REQUIREMENT ▸ What you give back should match the records word for word.

Data records ▸

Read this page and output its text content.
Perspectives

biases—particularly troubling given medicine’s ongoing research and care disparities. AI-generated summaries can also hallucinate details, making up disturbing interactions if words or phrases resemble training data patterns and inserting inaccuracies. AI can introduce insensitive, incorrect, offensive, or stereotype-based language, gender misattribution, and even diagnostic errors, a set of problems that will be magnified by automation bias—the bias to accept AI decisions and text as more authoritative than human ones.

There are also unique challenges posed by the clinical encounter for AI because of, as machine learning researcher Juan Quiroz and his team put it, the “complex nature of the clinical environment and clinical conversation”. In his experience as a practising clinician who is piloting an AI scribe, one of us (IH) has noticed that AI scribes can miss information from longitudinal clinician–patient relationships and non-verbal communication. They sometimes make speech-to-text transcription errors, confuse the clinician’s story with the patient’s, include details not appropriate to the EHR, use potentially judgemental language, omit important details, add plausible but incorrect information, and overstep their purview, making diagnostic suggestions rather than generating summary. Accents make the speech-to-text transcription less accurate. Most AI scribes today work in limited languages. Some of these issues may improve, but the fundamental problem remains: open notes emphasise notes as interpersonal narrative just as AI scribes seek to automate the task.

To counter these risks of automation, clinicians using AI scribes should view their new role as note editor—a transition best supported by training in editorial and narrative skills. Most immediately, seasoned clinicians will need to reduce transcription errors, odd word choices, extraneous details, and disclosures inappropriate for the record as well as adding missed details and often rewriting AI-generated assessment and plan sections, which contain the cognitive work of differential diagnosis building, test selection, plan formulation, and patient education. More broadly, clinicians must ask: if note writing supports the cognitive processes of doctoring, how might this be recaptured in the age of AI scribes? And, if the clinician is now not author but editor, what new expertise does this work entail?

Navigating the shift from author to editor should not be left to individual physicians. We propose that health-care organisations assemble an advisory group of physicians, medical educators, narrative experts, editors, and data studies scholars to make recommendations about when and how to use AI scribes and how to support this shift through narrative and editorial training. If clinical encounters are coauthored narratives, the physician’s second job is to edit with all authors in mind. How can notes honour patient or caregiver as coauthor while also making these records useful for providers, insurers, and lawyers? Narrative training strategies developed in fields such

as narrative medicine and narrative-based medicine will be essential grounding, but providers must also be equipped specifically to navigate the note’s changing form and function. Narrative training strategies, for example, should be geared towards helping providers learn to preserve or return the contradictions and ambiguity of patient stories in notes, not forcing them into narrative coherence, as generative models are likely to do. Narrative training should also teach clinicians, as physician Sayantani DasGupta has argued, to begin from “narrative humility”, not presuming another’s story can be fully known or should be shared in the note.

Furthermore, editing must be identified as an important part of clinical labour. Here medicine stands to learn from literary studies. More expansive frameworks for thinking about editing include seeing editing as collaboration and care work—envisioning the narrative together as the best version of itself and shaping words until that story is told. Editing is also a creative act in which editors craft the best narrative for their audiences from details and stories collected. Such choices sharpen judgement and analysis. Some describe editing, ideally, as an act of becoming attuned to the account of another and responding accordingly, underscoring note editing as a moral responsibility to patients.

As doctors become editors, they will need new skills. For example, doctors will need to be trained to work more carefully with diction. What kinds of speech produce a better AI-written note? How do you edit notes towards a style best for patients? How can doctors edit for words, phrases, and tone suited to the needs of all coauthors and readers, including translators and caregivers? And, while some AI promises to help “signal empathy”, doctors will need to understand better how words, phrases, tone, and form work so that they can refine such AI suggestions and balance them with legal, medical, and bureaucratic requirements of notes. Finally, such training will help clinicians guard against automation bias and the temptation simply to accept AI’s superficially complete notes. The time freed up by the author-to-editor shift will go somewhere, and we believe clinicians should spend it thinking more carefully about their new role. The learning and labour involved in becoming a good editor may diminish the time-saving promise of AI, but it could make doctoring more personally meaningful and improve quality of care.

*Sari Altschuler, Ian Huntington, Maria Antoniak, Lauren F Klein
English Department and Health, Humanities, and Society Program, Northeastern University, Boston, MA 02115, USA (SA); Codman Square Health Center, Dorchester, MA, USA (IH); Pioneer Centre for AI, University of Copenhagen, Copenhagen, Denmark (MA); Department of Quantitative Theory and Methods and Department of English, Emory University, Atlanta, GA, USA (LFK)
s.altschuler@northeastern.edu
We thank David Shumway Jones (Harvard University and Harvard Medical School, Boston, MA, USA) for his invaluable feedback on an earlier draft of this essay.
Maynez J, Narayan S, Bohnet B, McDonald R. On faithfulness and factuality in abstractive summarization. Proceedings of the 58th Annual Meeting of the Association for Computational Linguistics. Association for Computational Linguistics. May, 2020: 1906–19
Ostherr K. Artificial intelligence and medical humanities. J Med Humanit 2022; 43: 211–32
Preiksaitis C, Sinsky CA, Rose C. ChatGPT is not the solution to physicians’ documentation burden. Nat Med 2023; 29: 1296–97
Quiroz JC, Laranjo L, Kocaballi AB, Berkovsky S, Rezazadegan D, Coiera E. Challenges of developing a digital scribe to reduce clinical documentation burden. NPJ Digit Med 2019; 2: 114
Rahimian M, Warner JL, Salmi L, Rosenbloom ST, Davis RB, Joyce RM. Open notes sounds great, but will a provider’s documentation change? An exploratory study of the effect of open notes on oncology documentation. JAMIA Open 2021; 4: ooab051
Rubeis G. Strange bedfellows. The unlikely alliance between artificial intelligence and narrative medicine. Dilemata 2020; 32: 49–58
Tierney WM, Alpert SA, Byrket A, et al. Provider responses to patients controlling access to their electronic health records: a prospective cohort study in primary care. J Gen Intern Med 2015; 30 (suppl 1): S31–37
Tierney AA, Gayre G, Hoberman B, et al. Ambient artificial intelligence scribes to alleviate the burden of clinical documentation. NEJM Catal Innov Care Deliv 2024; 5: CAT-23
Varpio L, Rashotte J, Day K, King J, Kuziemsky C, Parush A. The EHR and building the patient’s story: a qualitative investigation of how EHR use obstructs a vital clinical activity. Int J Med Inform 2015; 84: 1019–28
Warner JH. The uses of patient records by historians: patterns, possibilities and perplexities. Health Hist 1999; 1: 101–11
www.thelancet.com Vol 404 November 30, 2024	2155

RESPONSE TO THIS EXERCISE ▸
Read this page and output its text content.
Perspectives

biases—particularly troubling given medicine’s ongoing research and care disparities. AI-generated summaries can also hallucinate details, making up disturbing interactions if words or phrases resemble training data patterns and inserting inaccuracies. AI can introduce insensitive, incorrect, offensive, or stereotype-based language, gender misattribution, and even diagnostic errors, a set of problems that will be magnified by automation bias—the bias to accept AI decisions and text as more authoritative than human ones.

There are also unique challenges posed by the clinical encounter for AI because of, as machine learning researcher Juan Quiroz and his team put it, the “complex nature of the clinical environment and clinical conversation”. In his experience as a practising clinician who is piloting an AI scribe, one of us (IH) has noticed that AI scribes can miss information from longitudinal clinician–patient relationships and non-verbal communication. They sometimes make speech-to-text transcription errors, confuse the clinician’s story with the patient’s, include details not appropriate to the EHR, use potentially judgemental language, omit important details, add plausible but incorrect information, and overstep their purview, making diagnostic suggestions rather than generating summary. Accents make the speech-to-text transcription less accurate. Most AI scribes today work in limited languages. Some of these issues may improve, but the fundamental problem remains: open notes emphasise notes as interpersonal narrative just as AI scribes seek to automate the task.

To counter these risks of automation, clinicians using AI scribes should view their new role as note editor—a transition best supported by training in editorial and narrative skills. Most immediately, seasoned clinicians will need to reduce transcription errors, odd word choices, extraneous details, and disclosures inappropriate for the record as well as adding missed details and often rewriting AI-generated assessment and plan sections, which contain the cognitive work of differential diagnosis building, test selection, plan formulation, and patient education. More broadly, clinicians must ask: if note writing supports the cognitive processes of doctoring, how might this be recaptured in the age of AI scribes? And, if the clinician is now not author but editor, what new expertise does this work entail?

Navigating the shift from author to editor should not be left to individual physicians. We propose that health-care organisations assemble an advisory group of physicians, medical educators, narrative experts, editors, and data studies scholars to make recommendations about when and how to use AI scribes and how to support this shift through narrative and editorial training. If clinical encounters are coauthored narratives, the physician’s second job is to edit with all authors in mind. How can notes honour patient or caregiver as coauthor while also making these records useful for providers, insurers, and lawyers? Narrative training strategies developed in fields such

as narrative medicine and narrative-based medicine will be essential grounding, but providers must also be equipped specifically to navigate the note’s changing form and function. Narrative training strategies, for example, should be geared towards helping providers learn to preserve or return the contradictions and ambiguity of patient stories in notes, not forcing them into narrative coherence, as generative models are likely to do. Narrative training should also teach clinicians, as physician Sayantani DasGupta has argued, to begin from “narrative humility”, not presuming another’s story can be fully known or should be shared in the note.

Furthermore, editing must be identified as an important part of clinical labour. Here medicine stands to learn from literary studies. More expansive frameworks for thinking about editing include seeing editing as collaboration and care work—envisioning the narrative together as the best version of itself and shaping words until that story is told. Editing is also a creative act in which editors craft the best narrative for their audiences from details and stories collected. Such choices sharpen judgement and analysis. Some describe editing, ideally, as an act of becoming attuned to the account of another and responding accordingly, underscoring note editing as a moral responsibility to patients.

As doctors become editors, they will need new skills. For example, doctors will need to be trained to work more carefully with diction. What kinds of speech produce a better AI-written note? How do you edit notes towards a style best for patients? How can doctors edit for words, phrases, and tone suited to the needs of all coauthors and readers, including translators and caregivers? And, while some AI promises to help “signal empathy”, doctors will need to understand better how words, phrases, tone, and form work so that they can refine such AI suggestions and balance them with legal, medical, and bureaucratic requirements of notes. Finally, such training will help clinicians guard against automation bias and the temptation simply to accept AI’s superficially complete notes. The time freed up by the author-to-editor shift will go somewhere, and we believe clinicians should spend it thinking more carefully about their new role. The learning and labour involved in becoming a good editor may diminish the time-saving promise of AI, but it could make doctoring more personally meaningful and improve quality of care.

*Sari Altschuler, Ian Huntington, Maria Antoniak, Lauren F Klein
English Department and Health, Humanities, and Society Program, Northeastern University, Boston, MA 02115, USA (SA); Codman Square Health Center, Dorchester, MA, USA (IH); Pioneer Centre for AI, University of Copenhagen, Copenhagen, Denmark (MA); Department of Quantitative Theory and Methods and Department of English, Emory University, Atlanta, GA, USA (LFK)
s.altschuler@northeastern.edu
We thank David Shumway Jones (Harvard University and Harvard Medical School, Boston, MA, USA) for his invaluable feedback on an earlier draft of this essay.
Maynez J, Narayan S, Bohnet B, McDonald R. On faithfulness and factuality in abstractive summarization. Proceedings of the 58th Annual Meeting of the Association for Computational Linguistics. Association for Computational Linguistics. May, 2020: 1906–19
Ostherr K. Artificial intelligence and medical humanities. J Med Humanit 2022; 43: 211–32
Preiksaitis C, Sinsky CA, Rose C. ChatGPT is not the solution to physicians’ documentation burden. Nat Med 2023; 29: 1296–97
Quiroz JC, Laranjo L, Kocaballi AB, Berkovsky S, Rezazadegan D, Coiera E. Challenges of developing a digital scribe to reduce clinical documentation burden. NPJ Digit Med 2019; 2: 114
Rahimian M, Warner JL, Salmi L, Rosenbloom ST, Davis RB, Joyce RM. Open notes sounds great, but will a provider’s documentation change? An exploratory study of the effect of open notes on oncology documentation. JAMIA Open 2021; 4: ooab051
Rubeis G. Strange bedfellows. The unlikely alliance between artificial intelligence and narrative medicine. Dilemata 2020; 32: 49–58
Tierney WM, Alpert SA, Byrket A, et al. Provider responses to patients controlling access to their electronic health records: a prospective cohort study in primary care. J Gen Intern Med 2015; 30 (suppl 1): S31–37
Tierney AA, Gayre G, Hoberman B, et al. Ambient artificial intelligence scribes to alleviate the burden of clinical documentation. NEJM Catal Innov Care Deliv 2024; 5: CAT-23
Varpio L, Rashotte J, Day K, King J, Kuziemsky C, Parush A. The EHR and building the patient’s story: a qualitative investigation of how EHR use obstructs a vital clinical activity. Int J Med Inform 2015; 84: 1019–28
Warner JH. The uses of patient records by historians: patterns, possibilities and perplexities. Health Hist 1999; 1: 101–11
www.thelancet.com Vol 404 November 30, 2024	2155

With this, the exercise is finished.